- **Directions**: Rewrite the lines starting with the line containing "menu-item[interactable]: ФАЙЛ bbox=[0, 9, 69, 25]" and going on through the line containing "folder-icon bbox=[557, 86, 575, 100]", changing "toolbar-button" to "toolbar-btn" and keeping everything else the same.

* begin Records for the exercise *

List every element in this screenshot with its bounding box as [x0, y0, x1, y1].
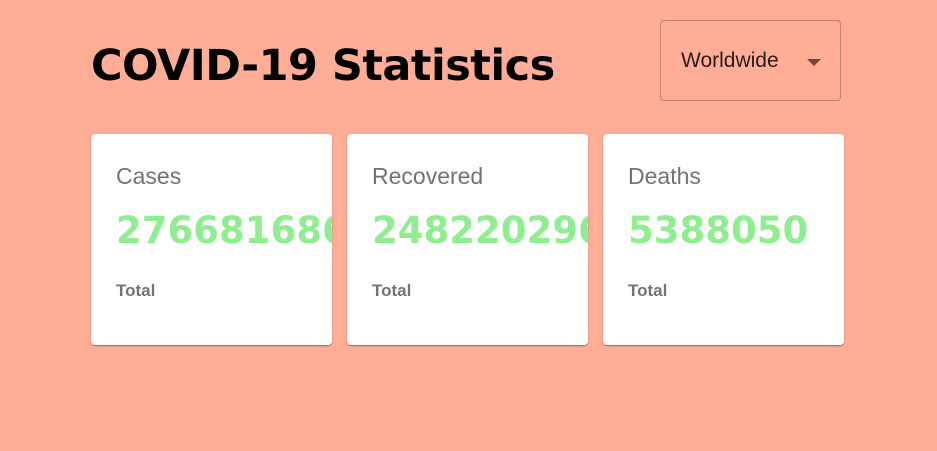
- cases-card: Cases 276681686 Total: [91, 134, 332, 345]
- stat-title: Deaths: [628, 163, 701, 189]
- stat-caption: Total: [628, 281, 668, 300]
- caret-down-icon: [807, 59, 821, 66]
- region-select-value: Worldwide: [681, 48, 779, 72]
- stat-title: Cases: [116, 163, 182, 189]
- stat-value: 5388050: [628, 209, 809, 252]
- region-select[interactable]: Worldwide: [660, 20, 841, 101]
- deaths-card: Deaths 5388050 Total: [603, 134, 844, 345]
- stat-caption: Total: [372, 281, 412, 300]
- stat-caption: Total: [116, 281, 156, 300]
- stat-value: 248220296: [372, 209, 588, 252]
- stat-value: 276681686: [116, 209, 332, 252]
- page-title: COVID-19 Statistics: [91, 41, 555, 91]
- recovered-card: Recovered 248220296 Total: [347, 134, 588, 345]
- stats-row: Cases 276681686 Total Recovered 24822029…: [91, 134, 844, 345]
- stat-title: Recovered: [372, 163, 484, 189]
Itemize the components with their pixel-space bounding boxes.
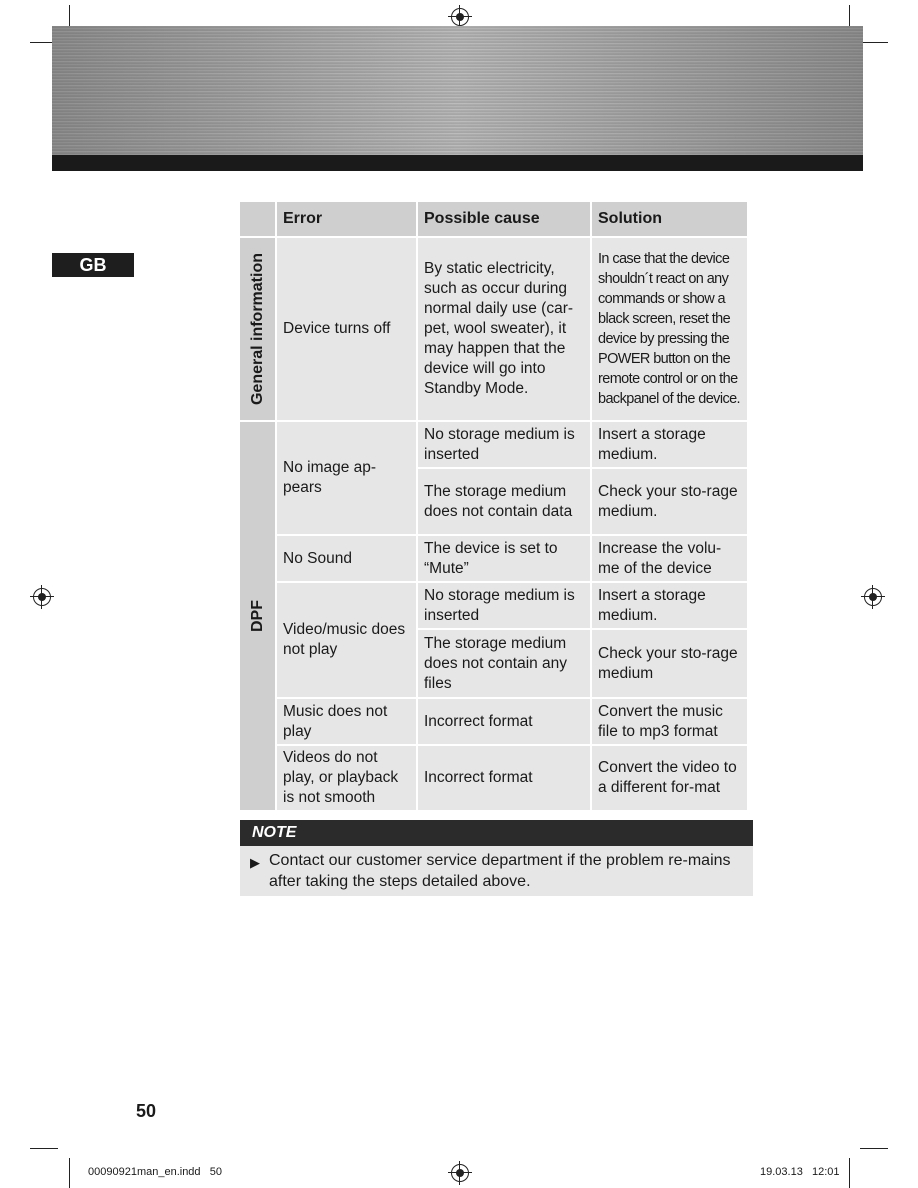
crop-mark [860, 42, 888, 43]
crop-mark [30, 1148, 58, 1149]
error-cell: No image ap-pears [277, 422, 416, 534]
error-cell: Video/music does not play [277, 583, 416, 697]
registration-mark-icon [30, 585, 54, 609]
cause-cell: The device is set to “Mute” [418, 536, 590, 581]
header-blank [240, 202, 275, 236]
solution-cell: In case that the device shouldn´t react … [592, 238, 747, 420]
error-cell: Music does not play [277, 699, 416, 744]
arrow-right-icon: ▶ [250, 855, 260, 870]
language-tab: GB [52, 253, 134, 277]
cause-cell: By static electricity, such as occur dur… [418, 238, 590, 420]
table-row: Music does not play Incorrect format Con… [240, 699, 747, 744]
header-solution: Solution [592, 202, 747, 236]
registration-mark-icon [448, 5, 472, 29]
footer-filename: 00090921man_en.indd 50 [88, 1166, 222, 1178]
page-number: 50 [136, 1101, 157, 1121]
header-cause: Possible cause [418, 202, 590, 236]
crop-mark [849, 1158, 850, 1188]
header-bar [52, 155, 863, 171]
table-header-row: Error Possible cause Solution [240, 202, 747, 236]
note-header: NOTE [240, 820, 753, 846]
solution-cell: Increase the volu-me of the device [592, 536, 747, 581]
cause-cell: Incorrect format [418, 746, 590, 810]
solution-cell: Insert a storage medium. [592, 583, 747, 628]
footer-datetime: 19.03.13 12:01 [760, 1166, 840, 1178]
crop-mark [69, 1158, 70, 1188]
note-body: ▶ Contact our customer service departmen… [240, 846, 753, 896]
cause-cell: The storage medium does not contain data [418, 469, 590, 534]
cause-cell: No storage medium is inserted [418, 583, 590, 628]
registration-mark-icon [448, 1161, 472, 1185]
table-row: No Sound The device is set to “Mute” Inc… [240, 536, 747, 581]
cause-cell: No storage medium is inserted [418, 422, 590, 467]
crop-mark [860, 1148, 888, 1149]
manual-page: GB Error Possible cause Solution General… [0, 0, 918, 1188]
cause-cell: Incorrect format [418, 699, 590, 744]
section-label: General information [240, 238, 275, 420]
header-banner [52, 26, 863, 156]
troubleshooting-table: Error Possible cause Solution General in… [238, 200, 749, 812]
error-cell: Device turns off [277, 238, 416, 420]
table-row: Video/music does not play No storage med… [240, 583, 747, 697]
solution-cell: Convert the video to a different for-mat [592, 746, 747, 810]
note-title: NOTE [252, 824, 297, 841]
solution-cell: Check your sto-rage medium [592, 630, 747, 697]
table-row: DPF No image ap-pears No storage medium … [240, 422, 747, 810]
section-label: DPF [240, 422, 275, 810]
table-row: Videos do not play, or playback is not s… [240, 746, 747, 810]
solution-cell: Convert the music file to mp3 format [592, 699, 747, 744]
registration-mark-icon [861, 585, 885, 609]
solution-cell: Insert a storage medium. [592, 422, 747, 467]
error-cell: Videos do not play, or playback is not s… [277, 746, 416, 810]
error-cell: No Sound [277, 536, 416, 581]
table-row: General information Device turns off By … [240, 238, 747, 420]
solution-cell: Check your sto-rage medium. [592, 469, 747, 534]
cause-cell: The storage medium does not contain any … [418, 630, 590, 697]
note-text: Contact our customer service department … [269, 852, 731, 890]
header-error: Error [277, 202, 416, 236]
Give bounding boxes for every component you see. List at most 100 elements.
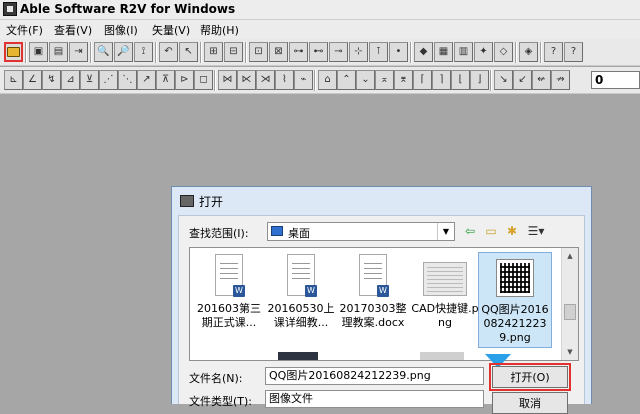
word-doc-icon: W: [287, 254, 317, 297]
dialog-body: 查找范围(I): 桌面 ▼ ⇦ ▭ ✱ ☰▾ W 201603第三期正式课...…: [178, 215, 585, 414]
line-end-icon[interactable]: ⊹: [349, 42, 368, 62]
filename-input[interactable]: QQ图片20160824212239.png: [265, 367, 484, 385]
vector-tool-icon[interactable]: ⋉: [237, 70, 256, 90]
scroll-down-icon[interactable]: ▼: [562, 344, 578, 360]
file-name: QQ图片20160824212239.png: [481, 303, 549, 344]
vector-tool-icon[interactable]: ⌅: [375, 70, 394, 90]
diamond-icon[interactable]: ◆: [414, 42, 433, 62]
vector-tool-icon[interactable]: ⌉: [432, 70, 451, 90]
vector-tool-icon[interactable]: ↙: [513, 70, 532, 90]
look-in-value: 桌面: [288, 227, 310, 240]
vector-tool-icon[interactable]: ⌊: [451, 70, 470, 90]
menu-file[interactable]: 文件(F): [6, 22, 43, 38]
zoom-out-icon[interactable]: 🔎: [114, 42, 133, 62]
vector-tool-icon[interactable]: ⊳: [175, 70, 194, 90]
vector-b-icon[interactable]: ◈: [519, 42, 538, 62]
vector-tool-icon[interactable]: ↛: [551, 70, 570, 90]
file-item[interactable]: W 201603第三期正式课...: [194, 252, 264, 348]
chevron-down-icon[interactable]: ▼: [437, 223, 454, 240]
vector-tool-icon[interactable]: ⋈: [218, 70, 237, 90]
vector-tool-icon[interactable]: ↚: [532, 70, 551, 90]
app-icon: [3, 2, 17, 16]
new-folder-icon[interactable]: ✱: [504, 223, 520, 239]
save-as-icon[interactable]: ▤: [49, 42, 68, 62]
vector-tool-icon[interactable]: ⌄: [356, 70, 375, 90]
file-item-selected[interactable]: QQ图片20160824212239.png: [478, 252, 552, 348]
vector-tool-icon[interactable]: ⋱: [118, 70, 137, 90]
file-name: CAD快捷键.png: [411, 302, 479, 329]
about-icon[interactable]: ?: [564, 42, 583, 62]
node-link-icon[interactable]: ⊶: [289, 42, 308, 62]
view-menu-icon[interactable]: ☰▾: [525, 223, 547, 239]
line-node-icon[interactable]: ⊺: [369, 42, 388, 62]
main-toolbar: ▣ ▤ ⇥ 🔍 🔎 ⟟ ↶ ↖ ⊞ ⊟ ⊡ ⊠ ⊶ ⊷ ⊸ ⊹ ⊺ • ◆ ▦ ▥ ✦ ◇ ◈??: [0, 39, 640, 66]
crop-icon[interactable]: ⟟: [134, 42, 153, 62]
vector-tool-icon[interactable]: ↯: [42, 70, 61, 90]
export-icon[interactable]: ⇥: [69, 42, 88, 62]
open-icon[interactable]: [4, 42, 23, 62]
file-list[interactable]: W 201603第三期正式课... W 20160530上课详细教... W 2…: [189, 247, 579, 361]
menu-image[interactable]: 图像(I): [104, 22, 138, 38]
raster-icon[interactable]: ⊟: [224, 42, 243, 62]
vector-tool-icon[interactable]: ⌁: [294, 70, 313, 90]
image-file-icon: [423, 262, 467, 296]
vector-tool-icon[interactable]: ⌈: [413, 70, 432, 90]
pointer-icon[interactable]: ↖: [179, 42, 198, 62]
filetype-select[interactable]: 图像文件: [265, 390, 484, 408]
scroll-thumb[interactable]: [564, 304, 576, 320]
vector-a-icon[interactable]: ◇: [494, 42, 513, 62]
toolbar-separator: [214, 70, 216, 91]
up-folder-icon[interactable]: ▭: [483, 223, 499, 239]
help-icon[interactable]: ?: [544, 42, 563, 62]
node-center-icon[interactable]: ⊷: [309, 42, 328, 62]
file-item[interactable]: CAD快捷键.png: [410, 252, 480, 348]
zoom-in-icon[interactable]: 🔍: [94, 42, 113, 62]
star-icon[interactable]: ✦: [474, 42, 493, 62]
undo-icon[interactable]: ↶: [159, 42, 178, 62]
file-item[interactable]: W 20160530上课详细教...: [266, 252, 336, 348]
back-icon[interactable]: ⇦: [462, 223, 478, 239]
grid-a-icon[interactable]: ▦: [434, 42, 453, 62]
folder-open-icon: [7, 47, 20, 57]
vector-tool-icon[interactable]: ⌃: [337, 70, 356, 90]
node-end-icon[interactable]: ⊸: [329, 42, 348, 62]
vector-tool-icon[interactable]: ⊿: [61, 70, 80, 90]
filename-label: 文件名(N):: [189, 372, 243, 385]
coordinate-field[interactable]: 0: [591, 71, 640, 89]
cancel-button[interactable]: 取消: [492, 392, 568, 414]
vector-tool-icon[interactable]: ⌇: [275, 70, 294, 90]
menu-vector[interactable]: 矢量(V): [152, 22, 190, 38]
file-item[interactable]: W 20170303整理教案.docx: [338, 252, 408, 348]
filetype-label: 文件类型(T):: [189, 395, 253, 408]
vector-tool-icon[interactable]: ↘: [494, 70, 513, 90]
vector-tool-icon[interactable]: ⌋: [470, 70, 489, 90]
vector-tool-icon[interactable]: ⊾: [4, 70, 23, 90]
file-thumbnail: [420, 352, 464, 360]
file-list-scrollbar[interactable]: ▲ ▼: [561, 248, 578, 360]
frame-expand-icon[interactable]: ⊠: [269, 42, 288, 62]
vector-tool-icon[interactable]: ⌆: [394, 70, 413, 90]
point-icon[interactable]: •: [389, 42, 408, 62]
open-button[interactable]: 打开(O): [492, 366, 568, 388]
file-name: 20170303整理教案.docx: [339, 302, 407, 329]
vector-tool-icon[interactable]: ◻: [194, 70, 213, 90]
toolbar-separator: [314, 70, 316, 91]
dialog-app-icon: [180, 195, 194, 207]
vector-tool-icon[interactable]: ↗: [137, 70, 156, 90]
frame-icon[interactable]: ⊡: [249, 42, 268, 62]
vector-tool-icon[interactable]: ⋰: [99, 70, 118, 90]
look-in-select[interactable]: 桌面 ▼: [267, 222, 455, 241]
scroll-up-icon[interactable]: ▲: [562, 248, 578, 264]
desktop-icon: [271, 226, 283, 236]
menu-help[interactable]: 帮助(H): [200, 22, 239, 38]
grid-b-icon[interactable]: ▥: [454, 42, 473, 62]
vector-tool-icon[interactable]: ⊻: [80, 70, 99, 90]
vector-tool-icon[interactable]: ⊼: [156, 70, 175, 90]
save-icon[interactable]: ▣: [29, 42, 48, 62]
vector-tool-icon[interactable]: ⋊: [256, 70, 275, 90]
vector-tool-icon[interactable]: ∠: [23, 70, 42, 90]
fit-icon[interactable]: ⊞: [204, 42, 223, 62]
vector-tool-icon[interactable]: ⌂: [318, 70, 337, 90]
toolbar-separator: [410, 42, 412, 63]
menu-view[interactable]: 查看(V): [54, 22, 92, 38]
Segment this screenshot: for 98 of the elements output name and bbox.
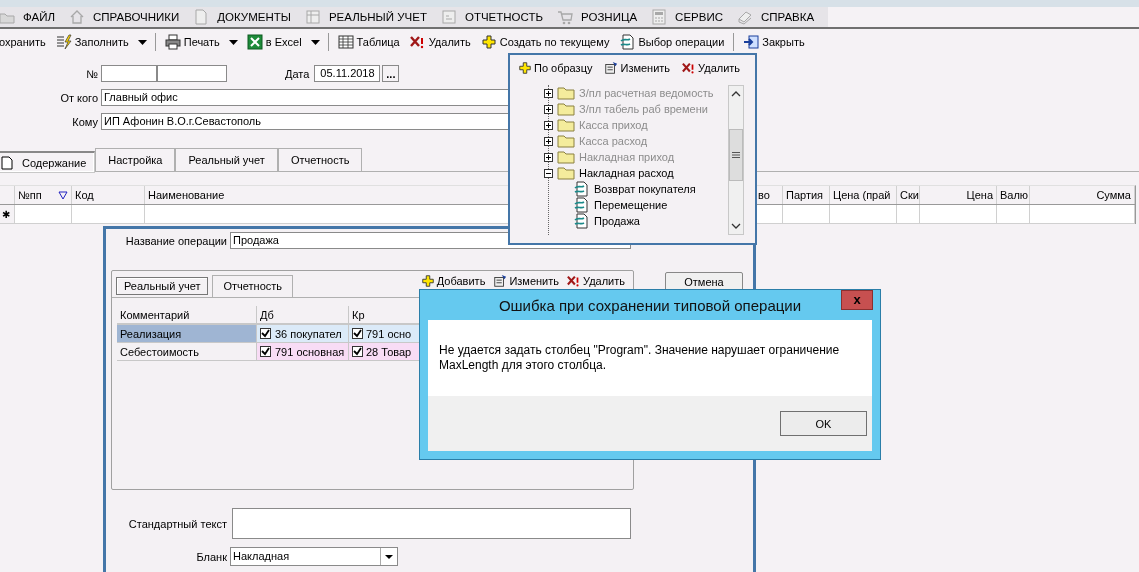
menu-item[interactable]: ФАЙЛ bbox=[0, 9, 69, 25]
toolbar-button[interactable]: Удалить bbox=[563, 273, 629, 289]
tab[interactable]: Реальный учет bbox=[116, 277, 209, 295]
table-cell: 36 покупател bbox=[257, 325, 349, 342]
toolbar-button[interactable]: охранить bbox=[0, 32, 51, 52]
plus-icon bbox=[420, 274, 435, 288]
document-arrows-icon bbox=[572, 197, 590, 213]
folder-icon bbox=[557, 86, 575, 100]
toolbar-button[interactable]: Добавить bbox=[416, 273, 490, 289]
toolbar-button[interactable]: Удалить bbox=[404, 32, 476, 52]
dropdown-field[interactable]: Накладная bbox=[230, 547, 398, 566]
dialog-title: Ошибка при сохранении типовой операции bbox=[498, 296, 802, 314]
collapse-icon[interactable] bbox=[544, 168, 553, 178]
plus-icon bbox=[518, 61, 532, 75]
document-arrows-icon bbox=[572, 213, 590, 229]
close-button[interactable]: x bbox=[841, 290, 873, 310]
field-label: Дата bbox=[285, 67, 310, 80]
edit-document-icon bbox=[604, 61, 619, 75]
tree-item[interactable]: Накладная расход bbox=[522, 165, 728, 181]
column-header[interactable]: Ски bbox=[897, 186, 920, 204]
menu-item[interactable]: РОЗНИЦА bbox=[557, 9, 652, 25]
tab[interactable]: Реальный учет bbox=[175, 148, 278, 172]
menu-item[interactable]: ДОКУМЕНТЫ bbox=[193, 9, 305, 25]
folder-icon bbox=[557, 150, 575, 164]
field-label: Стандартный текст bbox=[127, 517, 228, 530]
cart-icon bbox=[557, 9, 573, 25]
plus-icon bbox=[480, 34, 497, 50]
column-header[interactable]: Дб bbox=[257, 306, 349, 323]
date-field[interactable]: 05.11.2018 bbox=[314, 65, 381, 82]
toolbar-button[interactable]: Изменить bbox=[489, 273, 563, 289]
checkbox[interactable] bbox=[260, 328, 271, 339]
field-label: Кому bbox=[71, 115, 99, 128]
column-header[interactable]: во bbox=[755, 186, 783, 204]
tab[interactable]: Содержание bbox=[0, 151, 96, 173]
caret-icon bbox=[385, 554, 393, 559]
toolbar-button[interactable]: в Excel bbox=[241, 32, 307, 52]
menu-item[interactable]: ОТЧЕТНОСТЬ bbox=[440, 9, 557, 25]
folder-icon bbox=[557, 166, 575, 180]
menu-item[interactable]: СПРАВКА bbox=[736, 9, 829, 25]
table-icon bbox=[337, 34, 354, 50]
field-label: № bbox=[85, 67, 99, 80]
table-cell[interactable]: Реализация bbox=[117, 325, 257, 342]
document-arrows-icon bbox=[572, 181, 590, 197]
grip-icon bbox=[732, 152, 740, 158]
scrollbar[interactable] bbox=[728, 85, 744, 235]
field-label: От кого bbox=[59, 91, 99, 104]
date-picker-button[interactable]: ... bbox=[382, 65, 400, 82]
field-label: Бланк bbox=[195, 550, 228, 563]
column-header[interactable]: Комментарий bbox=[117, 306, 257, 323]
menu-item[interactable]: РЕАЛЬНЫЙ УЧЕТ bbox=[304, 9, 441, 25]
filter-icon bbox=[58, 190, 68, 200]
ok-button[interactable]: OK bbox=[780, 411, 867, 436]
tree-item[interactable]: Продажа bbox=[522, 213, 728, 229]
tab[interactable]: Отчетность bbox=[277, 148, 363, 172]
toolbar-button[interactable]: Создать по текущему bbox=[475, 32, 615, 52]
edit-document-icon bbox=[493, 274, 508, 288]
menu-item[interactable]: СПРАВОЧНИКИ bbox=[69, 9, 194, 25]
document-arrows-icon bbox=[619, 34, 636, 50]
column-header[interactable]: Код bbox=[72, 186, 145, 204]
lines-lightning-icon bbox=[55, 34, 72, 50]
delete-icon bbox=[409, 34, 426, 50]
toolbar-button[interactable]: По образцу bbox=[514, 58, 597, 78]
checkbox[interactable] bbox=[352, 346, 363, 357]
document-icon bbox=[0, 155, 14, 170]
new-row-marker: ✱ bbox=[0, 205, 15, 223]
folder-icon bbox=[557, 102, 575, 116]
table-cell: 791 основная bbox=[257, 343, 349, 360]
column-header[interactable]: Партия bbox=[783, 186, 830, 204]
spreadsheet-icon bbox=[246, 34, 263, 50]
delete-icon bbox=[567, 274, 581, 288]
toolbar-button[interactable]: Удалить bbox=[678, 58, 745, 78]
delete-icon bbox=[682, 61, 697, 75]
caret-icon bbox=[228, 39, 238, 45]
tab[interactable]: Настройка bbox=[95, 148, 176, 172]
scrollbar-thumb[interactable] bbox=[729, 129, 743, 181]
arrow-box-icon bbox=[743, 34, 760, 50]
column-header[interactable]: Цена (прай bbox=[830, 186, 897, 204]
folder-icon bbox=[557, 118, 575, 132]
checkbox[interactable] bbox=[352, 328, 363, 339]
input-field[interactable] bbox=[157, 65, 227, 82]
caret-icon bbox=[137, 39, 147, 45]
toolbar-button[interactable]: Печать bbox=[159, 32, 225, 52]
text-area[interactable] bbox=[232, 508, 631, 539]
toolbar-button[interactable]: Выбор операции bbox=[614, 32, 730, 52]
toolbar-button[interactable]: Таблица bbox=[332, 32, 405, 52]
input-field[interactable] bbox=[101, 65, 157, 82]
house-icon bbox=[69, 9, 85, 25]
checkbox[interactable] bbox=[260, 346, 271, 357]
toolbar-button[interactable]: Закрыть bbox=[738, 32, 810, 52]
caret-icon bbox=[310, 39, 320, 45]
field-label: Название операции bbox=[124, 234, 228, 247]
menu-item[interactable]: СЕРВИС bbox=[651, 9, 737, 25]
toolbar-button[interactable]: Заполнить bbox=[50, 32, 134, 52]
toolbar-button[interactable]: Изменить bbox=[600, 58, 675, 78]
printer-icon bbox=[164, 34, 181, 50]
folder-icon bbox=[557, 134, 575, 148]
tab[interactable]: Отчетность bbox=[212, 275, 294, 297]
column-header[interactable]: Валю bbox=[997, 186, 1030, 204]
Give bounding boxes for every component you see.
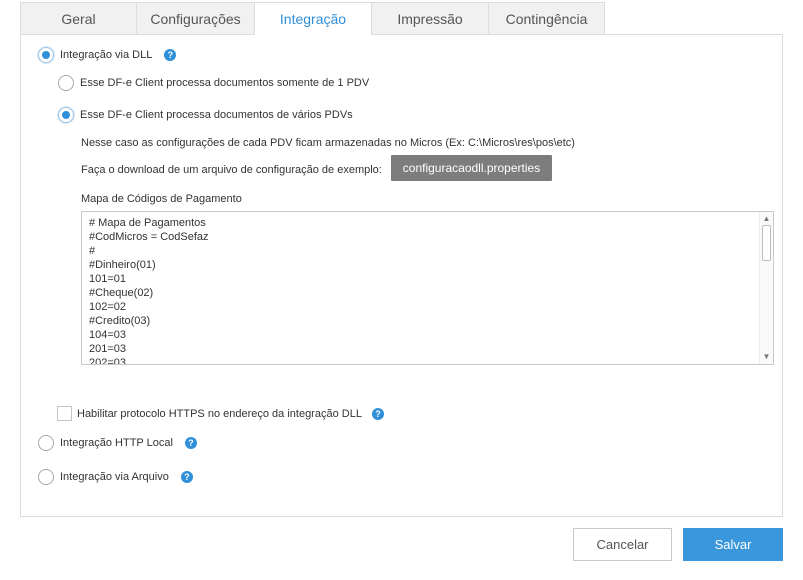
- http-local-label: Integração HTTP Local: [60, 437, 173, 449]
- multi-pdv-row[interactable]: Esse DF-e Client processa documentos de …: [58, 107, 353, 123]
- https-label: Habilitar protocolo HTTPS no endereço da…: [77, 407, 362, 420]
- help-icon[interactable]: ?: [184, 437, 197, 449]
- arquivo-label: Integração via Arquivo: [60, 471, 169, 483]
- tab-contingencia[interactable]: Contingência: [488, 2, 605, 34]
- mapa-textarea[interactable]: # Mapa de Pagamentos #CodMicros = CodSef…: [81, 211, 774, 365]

* end Records for the exercise *

- **Solution below**:
menu-item[interactable]: ФАЙЛ bbox=[0, 9, 69, 25]
toolbar-btn[interactable]: Удалить bbox=[563, 273, 629, 289]
tab[interactable]: Реальный учет bbox=[116, 277, 209, 295]
table-cell: 36 покупател bbox=[257, 325, 349, 342]
toolbar-btn[interactable]: охранить bbox=[0, 32, 51, 52]
plus-icon bbox=[420, 274, 435, 288]
document-arrows-icon bbox=[572, 197, 590, 213]
folder-icon bbox=[557, 86, 575, 100]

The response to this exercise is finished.